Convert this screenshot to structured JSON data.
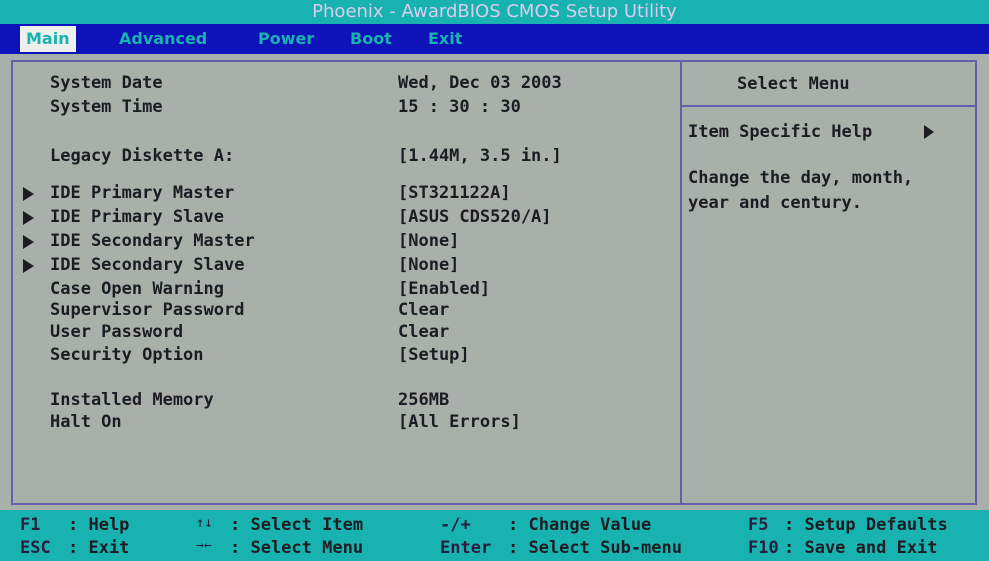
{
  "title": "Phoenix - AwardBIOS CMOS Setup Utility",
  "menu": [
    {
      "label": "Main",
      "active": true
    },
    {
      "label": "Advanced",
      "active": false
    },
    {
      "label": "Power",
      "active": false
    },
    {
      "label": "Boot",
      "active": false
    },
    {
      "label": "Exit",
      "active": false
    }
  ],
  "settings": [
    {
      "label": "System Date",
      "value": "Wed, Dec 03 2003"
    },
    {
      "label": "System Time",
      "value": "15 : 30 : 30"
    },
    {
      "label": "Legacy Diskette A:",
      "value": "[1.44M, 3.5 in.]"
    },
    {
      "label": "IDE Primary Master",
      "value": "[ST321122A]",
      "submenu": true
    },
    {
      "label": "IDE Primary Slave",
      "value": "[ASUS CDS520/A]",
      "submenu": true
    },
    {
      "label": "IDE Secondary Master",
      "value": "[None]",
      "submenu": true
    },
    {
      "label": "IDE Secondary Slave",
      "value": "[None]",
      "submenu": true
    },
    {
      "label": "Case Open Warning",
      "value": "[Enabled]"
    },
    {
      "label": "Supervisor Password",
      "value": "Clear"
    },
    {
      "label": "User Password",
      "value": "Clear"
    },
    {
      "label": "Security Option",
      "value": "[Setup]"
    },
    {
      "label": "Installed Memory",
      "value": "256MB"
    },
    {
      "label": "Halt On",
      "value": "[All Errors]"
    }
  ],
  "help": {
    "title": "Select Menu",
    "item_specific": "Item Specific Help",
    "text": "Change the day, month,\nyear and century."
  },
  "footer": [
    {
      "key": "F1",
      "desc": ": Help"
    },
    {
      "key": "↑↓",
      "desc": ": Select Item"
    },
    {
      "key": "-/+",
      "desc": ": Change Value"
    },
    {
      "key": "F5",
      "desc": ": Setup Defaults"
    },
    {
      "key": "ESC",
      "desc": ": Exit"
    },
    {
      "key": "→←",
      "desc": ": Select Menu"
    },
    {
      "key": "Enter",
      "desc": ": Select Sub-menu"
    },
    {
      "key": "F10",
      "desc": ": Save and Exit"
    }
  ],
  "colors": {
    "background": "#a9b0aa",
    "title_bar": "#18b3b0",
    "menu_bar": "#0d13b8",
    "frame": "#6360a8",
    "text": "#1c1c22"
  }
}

====

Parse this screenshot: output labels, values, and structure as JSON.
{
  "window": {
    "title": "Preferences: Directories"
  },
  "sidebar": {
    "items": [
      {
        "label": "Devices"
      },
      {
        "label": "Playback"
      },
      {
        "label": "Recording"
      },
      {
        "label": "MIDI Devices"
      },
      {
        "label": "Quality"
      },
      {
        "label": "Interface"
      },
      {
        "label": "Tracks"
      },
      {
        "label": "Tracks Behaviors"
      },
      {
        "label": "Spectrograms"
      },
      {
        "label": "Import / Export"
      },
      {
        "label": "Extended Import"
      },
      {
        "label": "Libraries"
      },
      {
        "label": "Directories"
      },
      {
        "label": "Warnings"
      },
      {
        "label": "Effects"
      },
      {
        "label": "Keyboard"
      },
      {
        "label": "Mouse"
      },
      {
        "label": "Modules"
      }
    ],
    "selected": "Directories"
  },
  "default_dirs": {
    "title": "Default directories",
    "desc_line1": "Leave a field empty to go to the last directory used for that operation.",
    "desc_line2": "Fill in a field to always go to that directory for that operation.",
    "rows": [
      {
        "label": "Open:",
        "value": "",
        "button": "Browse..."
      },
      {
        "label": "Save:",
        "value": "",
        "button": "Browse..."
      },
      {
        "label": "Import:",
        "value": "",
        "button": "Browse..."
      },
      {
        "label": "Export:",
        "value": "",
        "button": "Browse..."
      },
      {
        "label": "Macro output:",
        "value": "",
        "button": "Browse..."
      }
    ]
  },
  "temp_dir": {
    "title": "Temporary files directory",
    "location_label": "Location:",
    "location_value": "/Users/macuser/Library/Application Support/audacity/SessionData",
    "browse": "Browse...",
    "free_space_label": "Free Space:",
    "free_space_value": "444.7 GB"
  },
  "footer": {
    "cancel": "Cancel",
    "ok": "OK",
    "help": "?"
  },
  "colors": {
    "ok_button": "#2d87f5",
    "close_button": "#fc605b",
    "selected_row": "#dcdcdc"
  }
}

====

AIM OF THE EXERCISE. Using the material above, report each line where "Secondary" occurs.

TASK OUTPUT.
      "label": "IDE Secondary Master",
      "label": "IDE Secondary Slave",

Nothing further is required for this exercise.